What is required - Your task is to copy every line of the entries that contains "joudut".

━━━━━ Input material

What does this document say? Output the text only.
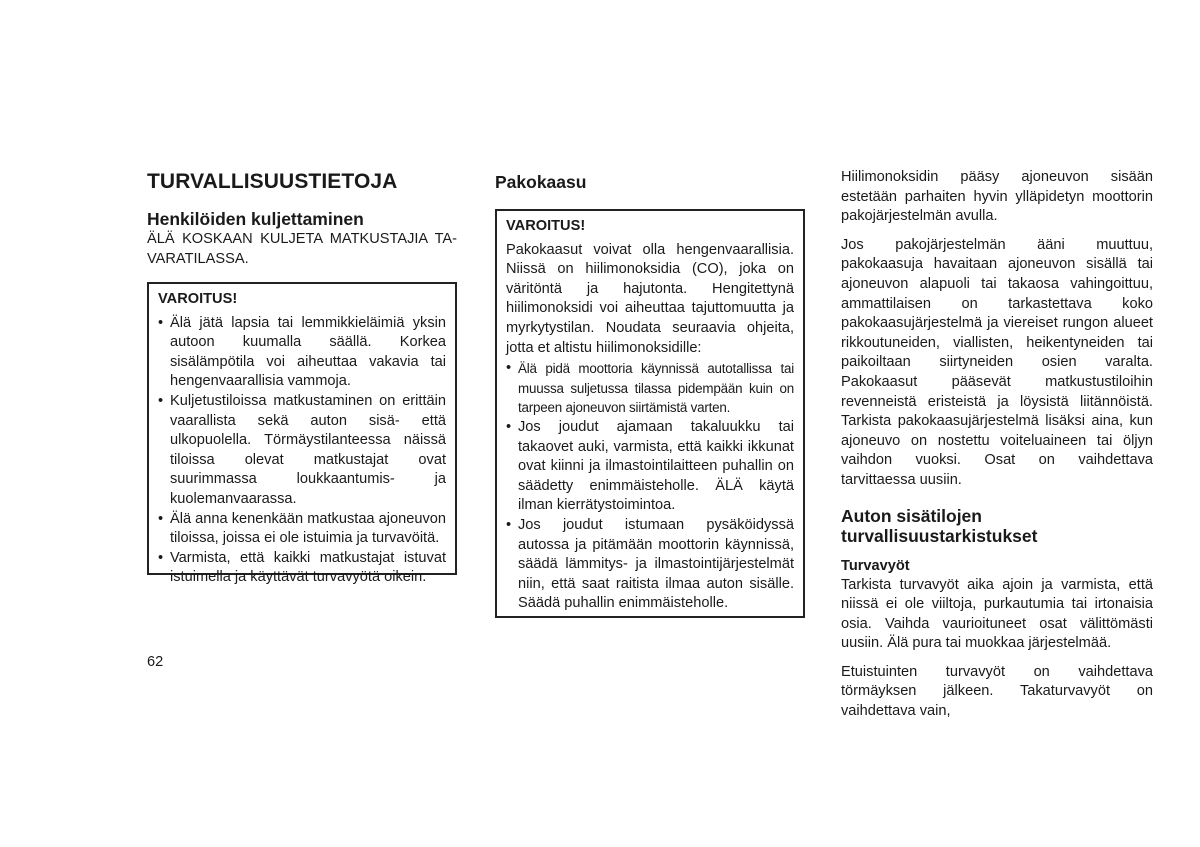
TURVALLISUUSTIETOJA
Henkilöiden kuljettaminen

ÄLÄ KOSKAAN KULJETA MATKUSTAJIA TA-VARATILASSA.

VAROITUS!

• Älä jätä lapsia tai lemmikkieläimiä yksin autoon kuumalla säällä. Korkea sisälämpötila voi aiheuttaa vakavia tai hengenvaarallisia vammoja.
• Kuljetustiloissa matkustaminen on erittäin vaarallista sekä auton sisä- että ulkopuolella. Törmäystilanteessa näissä tiloissa olevat matkustajat ovat suurimmassa loukkaantumis- ja kuolemanvaarassa.
• Älä anna kenenkään matkustaa ajoneuvon tiloissa, joissa ei ole istuimia ja turvavöitä.
• Varmista, että kaikki matkustajat istuvat istuimella ja käyttävät turvavyötä oikein.
Pakokaasu

VAROITUS!

Pakokaasut voivat olla hengenvaarallisia. Niissä on hiilimonoksidia (CO), joka on väritöntä ja hajutonta. Hengitettynä hiilimonoksidi voi aiheuttaa tajuttomuutta ja myrkytystilan. Noudata seuraavia ohjeita, jotta et altistu hiilimonoksidille:

• Älä pidä moottoria käynnissä autotallissa tai muussa suljetussa tilassa pidempään kuin on tarpeen ajoneuvon siirtämistä varten.
• Jos joudut ajamaan takaluukku tai takaovet auki, varmista, että kaikki ikkunat ovat kiinni ja ilmastointilaitteen puhallin on säädetty enimmäisteholle. ÄLÄ käytä ilman kierrätystoimintoa.
• Jos joudut istumaan pysäköidyssä autossa ja pitämään moottorin käynnissä, säädä lämmitys- ja ilmastointijärjestelmät niin, että saat raitista ilmaa auton sisälle. Säädä puhallin enimmäisteholle.

Hiilimonoksidin pääsy ajoneuvon sisään estetään parhaiten hyvin ylläpidetyn moottorin pakojärjestelmän avulla.

Jos pakojärjestelmän ääni muuttuu, pakokaasuja havaitaan ajoneuvon sisällä tai ajoneuvon alapuoli tai takaosa vahingoittuu, ammattilaisen on tarkastettava koko pakokaasujärjestelmä ja viereiset rungon alueet rikkoutuneiden, viallisten, heikentyneiden tai paikoiltaan siirtyneiden osien varalta. Pakokaasut pääsevät matkustustiloihin revenneistä eristeistä ja löysistä liitännöistä. Tarkista pakokaasujärjestelmä lisäksi aina, kun ajoneuvo on nostettu voiteluaineen tai öljyn vaihdon vuoksi. Osat on vaihdettava tarvittaessa uusiin.

Auton sisätilojen turvallisuustarkistukset
Turvavyöt

Tarkista turvavyöt aika ajoin ja varmista, että niissä ei ole viiltoja, purkautumia tai irtonaisia osia. Vaihda vaurioituneet osat välittömästi uusiin. Älä pura tai muokkaa järjestelmää.

Etuistuinten turvavyöt on vaihdettava törmäyksen jälkeen. Takaturvavyöt on vaihdettava vain,

62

━━━━━━━━━━

Exercise solution -
• Jos joudut ajamaan takaluukku tai takaovet auki, varmista, että kaikki ikkunat ovat kiinni ja ilmastointilaitteen puhallin on säädetty enimmäisteholle. ÄLÄ käytä ilman kierrätystoimintoa.
• Jos joudut istumaan pysäköidyssä autossa ja pitämään moottorin käynnissä, säädä lämmitys- ja ilmastointijärjestelmät niin, että saat raitista ilmaa auton sisälle. Säädä puhallin enimmäisteholle.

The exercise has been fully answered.